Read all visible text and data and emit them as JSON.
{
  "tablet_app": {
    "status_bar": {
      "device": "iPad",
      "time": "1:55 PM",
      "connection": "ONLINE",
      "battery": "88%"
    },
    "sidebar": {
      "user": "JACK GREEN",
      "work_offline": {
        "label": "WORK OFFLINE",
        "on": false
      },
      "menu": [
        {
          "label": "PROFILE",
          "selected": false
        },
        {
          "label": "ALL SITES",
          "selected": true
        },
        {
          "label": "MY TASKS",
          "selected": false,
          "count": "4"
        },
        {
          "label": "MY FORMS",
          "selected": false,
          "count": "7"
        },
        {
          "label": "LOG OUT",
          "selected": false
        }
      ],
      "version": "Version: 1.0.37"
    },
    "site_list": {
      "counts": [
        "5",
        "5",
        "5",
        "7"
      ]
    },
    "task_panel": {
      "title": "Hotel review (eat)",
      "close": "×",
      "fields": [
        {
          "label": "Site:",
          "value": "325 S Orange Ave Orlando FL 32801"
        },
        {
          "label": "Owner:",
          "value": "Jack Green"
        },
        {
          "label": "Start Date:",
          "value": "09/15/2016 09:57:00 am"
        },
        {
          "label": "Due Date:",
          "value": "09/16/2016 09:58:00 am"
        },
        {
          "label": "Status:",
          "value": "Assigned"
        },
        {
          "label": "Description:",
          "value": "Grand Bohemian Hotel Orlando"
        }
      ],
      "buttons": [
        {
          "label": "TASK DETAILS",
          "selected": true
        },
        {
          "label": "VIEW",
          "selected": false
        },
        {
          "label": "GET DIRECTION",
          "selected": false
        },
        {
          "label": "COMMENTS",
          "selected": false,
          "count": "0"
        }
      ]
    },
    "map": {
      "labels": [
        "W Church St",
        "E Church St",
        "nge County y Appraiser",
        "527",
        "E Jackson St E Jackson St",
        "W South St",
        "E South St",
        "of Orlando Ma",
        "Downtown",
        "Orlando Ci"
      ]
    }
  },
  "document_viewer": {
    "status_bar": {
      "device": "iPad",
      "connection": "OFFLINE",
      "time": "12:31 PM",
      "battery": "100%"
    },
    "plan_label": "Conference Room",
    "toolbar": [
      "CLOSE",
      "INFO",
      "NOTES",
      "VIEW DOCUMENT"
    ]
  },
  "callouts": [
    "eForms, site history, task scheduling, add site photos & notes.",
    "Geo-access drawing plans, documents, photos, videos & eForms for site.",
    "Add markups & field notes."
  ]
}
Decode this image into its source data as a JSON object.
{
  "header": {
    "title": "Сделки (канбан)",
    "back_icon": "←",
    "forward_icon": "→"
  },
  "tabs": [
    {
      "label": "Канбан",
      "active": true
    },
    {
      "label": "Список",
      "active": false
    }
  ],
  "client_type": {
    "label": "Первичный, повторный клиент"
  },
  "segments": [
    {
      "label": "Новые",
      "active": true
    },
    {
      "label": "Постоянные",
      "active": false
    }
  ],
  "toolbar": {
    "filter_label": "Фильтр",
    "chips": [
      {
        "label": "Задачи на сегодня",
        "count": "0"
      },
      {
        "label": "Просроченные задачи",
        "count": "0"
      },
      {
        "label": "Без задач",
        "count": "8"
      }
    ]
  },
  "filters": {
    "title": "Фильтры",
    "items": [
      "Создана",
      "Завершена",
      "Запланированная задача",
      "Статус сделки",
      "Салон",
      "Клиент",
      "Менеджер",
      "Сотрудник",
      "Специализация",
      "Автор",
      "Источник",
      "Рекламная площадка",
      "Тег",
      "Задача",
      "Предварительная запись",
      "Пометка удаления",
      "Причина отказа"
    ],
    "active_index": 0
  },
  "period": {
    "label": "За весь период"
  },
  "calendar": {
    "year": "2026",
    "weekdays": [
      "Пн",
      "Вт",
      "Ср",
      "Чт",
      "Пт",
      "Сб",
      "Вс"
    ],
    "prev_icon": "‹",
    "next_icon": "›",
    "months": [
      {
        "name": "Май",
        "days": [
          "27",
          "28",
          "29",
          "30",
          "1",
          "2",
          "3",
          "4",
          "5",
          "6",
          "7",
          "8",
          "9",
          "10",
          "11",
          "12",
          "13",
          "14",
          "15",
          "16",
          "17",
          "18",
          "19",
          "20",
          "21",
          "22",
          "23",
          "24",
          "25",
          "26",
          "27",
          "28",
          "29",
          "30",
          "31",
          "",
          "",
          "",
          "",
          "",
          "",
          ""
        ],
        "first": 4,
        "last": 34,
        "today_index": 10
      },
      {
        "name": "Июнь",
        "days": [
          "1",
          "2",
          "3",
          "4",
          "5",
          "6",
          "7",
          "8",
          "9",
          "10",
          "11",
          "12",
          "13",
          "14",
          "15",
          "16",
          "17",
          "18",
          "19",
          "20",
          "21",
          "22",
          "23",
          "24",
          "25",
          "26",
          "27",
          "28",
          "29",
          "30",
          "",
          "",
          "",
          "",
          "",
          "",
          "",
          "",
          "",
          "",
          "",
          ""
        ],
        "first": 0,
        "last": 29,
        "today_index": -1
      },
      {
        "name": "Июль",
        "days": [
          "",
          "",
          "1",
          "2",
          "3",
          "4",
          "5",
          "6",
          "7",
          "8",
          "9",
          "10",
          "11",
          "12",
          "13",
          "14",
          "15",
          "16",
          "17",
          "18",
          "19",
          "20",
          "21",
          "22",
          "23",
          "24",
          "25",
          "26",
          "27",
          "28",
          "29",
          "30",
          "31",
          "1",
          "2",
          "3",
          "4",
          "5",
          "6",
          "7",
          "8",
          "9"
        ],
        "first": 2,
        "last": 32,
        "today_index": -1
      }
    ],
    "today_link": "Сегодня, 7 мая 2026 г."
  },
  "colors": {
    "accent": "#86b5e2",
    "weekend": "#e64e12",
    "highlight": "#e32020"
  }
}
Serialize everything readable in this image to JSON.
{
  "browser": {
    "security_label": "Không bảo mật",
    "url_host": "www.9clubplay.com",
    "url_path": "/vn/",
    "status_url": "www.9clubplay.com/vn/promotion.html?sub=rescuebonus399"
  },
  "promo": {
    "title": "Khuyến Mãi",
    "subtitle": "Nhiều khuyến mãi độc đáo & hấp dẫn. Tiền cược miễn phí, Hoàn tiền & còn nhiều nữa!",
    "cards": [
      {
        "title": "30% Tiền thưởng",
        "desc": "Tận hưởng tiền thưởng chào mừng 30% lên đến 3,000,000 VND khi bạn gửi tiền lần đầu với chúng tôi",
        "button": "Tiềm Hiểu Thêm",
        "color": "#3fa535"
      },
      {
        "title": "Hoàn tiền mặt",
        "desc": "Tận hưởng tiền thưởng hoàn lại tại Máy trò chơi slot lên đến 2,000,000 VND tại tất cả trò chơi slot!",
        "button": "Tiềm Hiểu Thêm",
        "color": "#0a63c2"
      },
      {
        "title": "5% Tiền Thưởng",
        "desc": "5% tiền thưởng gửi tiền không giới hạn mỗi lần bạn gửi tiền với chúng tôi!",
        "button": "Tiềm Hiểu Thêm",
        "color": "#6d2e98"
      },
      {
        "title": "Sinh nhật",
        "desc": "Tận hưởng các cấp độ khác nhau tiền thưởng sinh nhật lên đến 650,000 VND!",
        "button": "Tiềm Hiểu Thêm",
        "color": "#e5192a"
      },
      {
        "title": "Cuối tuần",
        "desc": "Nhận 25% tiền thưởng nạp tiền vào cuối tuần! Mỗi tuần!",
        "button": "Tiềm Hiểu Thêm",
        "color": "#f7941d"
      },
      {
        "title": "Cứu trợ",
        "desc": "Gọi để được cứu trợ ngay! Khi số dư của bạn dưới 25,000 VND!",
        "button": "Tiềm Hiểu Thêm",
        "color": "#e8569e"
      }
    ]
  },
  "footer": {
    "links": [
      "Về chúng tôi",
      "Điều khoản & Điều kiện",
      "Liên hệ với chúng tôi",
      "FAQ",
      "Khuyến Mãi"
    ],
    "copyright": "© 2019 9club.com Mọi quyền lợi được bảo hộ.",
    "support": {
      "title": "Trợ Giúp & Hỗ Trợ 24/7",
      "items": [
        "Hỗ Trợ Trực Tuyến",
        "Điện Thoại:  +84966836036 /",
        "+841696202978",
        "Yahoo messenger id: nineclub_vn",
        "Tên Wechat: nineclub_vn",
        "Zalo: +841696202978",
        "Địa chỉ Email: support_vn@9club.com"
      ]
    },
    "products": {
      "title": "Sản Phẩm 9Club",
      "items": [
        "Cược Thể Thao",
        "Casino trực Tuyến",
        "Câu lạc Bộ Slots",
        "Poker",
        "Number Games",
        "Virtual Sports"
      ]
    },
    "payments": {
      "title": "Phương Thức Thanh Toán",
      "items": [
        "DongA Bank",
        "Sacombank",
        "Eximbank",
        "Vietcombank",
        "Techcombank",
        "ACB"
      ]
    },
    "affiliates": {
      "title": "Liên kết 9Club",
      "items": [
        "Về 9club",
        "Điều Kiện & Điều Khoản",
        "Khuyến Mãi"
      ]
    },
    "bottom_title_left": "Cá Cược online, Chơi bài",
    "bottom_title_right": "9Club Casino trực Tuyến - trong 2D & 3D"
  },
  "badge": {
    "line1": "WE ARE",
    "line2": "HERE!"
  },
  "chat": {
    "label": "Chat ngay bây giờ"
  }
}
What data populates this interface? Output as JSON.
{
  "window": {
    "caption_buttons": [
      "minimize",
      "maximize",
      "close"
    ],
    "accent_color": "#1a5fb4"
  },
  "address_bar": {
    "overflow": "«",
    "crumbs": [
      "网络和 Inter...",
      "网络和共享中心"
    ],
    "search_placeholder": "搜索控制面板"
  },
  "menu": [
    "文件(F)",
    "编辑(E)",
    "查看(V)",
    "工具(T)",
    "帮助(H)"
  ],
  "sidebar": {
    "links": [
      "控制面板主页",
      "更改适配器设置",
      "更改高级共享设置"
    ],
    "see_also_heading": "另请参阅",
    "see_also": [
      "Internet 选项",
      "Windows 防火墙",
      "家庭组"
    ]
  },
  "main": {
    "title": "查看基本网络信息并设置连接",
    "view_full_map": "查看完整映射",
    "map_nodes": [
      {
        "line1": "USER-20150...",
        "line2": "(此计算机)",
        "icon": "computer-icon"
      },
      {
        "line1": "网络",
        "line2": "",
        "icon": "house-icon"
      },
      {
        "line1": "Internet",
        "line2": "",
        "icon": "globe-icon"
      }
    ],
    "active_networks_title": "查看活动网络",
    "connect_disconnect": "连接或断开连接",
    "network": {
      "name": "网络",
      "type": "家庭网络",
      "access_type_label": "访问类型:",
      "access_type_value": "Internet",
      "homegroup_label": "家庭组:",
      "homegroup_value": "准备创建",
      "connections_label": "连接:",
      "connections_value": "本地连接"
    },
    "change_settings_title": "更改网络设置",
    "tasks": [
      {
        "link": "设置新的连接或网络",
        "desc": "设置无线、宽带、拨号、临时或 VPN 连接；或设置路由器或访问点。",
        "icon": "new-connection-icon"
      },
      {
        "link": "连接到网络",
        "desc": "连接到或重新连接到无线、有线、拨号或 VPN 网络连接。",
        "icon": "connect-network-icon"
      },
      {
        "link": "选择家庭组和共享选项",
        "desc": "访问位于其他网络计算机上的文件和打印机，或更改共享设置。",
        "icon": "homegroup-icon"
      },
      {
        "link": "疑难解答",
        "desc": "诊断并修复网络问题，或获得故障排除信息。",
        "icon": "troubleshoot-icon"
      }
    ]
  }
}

▶ _Exercise requirements_: Copy every line of the data that holds the string "nhật".

▶ _Correct result_:
        "title": "Sinh nhật",
        "desc": "Tận hưởng các cấp độ khác nhau tiền thưởng sinh nhật lên đến 650,000 VND!",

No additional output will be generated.